• _EXCERPTED DATA_
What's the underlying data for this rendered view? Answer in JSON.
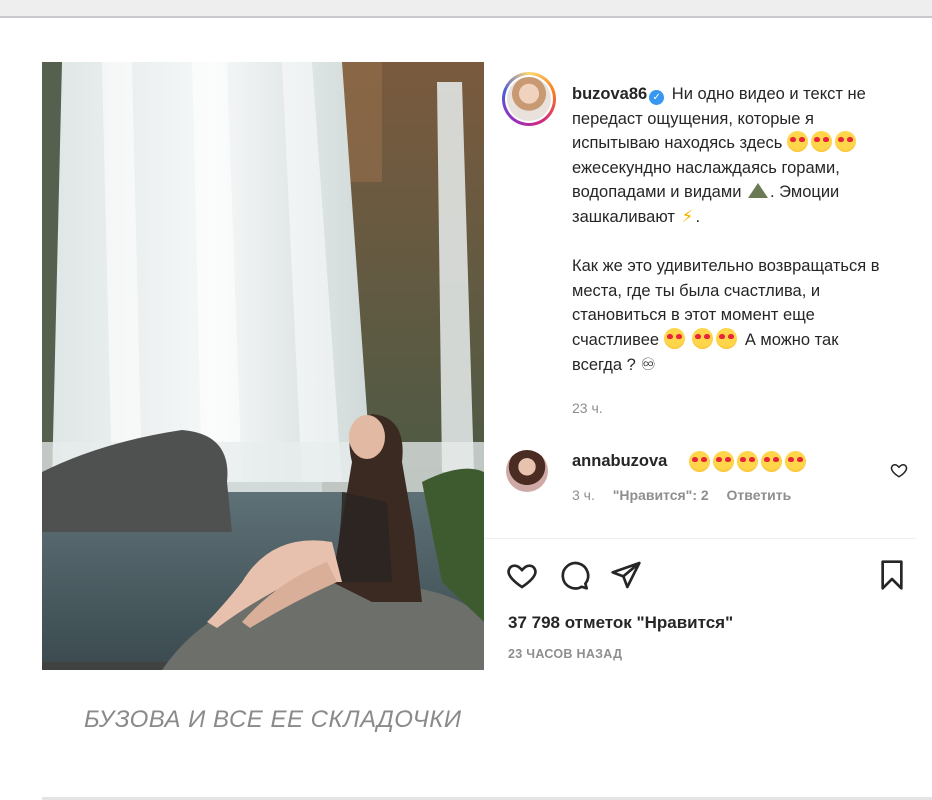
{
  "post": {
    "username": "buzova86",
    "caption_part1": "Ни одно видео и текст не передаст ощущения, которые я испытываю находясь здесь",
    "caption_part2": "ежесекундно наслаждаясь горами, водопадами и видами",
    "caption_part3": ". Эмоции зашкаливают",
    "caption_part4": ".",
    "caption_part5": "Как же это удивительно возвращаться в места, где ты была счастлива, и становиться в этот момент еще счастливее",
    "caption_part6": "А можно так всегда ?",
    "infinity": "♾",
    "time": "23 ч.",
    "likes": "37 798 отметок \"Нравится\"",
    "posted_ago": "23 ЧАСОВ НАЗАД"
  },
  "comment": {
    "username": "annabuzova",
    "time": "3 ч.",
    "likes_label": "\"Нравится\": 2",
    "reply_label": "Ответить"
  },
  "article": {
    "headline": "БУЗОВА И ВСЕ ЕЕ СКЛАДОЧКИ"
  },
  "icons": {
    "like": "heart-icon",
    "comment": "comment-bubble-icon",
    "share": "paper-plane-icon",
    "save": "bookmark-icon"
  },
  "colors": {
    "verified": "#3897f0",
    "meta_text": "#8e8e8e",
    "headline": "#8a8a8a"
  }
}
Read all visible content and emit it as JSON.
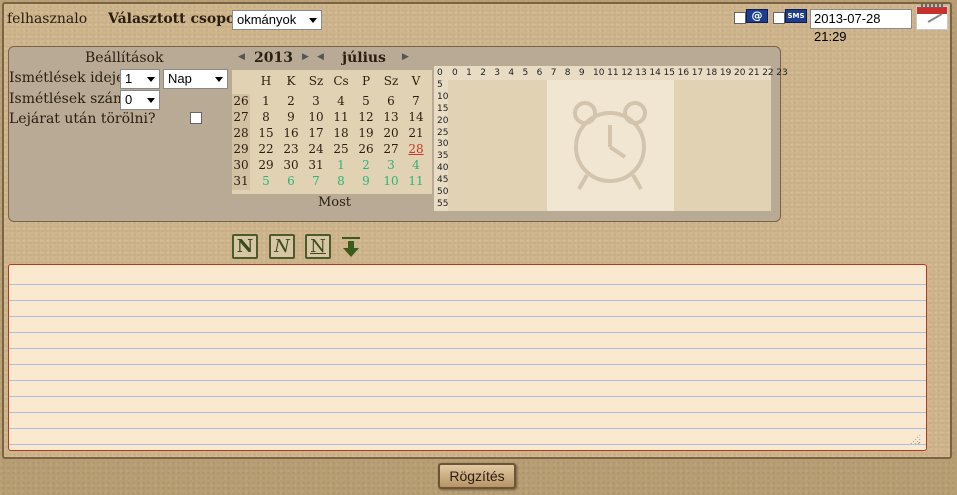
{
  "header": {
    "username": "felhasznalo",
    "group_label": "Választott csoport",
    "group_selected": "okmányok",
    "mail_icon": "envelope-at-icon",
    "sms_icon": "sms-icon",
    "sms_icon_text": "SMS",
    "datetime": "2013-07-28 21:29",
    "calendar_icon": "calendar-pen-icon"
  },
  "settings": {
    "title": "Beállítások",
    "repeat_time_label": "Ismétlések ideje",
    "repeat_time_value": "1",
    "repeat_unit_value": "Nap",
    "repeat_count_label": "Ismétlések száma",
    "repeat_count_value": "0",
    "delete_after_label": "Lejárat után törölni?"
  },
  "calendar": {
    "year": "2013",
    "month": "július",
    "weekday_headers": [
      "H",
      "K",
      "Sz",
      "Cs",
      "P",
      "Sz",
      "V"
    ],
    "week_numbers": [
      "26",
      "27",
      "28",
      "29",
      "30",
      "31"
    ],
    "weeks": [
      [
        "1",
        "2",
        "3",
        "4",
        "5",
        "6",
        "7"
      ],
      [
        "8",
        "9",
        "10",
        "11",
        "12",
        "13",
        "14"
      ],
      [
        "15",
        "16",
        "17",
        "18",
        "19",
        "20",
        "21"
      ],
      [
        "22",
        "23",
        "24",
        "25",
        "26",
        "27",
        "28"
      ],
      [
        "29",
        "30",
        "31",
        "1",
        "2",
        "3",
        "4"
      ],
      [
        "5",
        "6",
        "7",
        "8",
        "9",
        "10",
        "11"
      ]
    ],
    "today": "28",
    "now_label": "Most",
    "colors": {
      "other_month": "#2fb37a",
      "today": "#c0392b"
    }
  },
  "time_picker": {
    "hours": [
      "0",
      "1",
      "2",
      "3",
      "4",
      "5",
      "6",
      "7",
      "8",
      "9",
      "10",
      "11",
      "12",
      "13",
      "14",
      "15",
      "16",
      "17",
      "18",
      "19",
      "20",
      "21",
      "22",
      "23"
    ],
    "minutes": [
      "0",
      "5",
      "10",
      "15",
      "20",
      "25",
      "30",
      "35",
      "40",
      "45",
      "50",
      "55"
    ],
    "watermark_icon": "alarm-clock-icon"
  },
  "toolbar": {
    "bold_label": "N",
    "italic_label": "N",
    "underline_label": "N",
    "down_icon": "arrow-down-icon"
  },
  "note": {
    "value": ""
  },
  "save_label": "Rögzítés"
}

• _AIM_
Give every record again exactly, apart from the pictures, which stay out.

• _FULL ANSWER_
What's the underlying data for this rendered view? Answer in JSON.
{
  "post": {
    "username": "buzova86",
    "caption_part1": "Ни одно видео и текст не передаст ощущения, которые я испытываю находясь здесь",
    "caption_part2": "ежесекундно наслаждаясь горами, водопадами и видами",
    "caption_part3": ". Эмоции зашкаливают",
    "caption_part4": ".",
    "caption_part5": "Как же это удивительно возвращаться в места, где ты была счастлива, и становиться в этот момент еще счастливее",
    "caption_part6": "А можно так всегда ?",
    "infinity": "♾",
    "time": "23 ч.",
    "likes": "37 798 отметок \"Нравится\"",
    "posted_ago": "23 ЧАСОВ НАЗАД"
  },
  "comment": {
    "username": "annabuzova",
    "time": "3 ч.",
    "likes_label": "\"Нравится\": 2",
    "reply_label": "Ответить"
  },
  "article": {
    "headline": "БУЗОВА И ВСЕ ЕЕ СКЛАДОЧКИ"
  },
  "icons": {
    "like": "heart-icon",
    "comment": "comment-bubble-icon",
    "share": "paper-plane-icon",
    "save": "bookmark-icon"
  },
  "colors": {
    "verified": "#3897f0",
    "meta_text": "#8e8e8e",
    "headline": "#8a8a8a"
  }
}
Read all visible content and emit it as JSON.
{
  "header": {
    "username": "felhasznalo",
    "group_label": "Választott csoport",
    "group_selected": "okmányok",
    "mail_icon": "envelope-at-icon",
    "sms_icon": "sms-icon",
    "sms_icon_text": "SMS",
    "datetime": "2013-07-28 21:29",
    "calendar_icon": "calendar-pen-icon"
  },
  "settings": {
    "title": "Beállítások",
    "repeat_time_label": "Ismétlések ideje",
    "repeat_time_value": "1",
    "repeat_unit_value": "Nap",
    "repeat_count_label": "Ismétlések száma",
    "repeat_count_value": "0",
    "delete_after_label": "Lejárat után törölni?"
  },
  "calendar": {
    "year": "2013",
    "month": "július",
    "weekday_headers": [
      "H",
      "K",
      "Sz",
      "Cs",
      "P",
      "Sz",
      "V"
    ],
    "week_numbers": [
      "26",
      "27",
      "28",
      "29",
      "30",
      "31"
    ],
    "weeks": [
      [
        "1",
        "2",
        "3",
        "4",
        "5",
        "6",
        "7"
      ],
      [
        "8",
        "9",
        "10",
        "11",
        "12",
        "13",
        "14"
      ],
      [
        "15",
        "16",
        "17",
        "18",
        "19",
        "20",
        "21"
      ],
      [
        "22",
        "23",
        "24",
        "25",
        "26",
        "27",
        "28"
      ],
      [
        "29",
        "30",
        "31",
        "1",
        "2",
        "3",
        "4"
      ],
      [
        "5",
        "6",
        "7",
        "8",
        "9",
        "10",
        "11"
      ]
    ],
    "today": "28",
    "now_label": "Most",
    "colors": {
      "other_month": "#2fb37a",
      "today": "#c0392b"
    }
  },
  "time_picker": {
    "hours": [
      "0",
      "1",
      "2",
      "3",
      "4",
      "5",
      "6",
      "7",
      "8",
      "9",
      "10",
      "11",
      "12",
      "13",
      "14",
      "15",
      "16",
      "17",
      "18",
      "19",
      "20",
      "21",
      "22",
      "23"
    ],
    "minutes": [
      "0",
      "5",
      "10",
      "15",
      "20",
      "25",
      "30",
      "35",
      "40",
      "45",
      "50",
      "55"
    ],
    "watermark_icon": "alarm-clock-icon"
  },
  "toolbar": {
    "bold_label": "N",
    "italic_label": "N",
    "underline_label": "N",
    "down_icon": "arrow-down-icon"
  },
  "note": {
    "value": ""
  },
  "save_label": "Rögzítés"
}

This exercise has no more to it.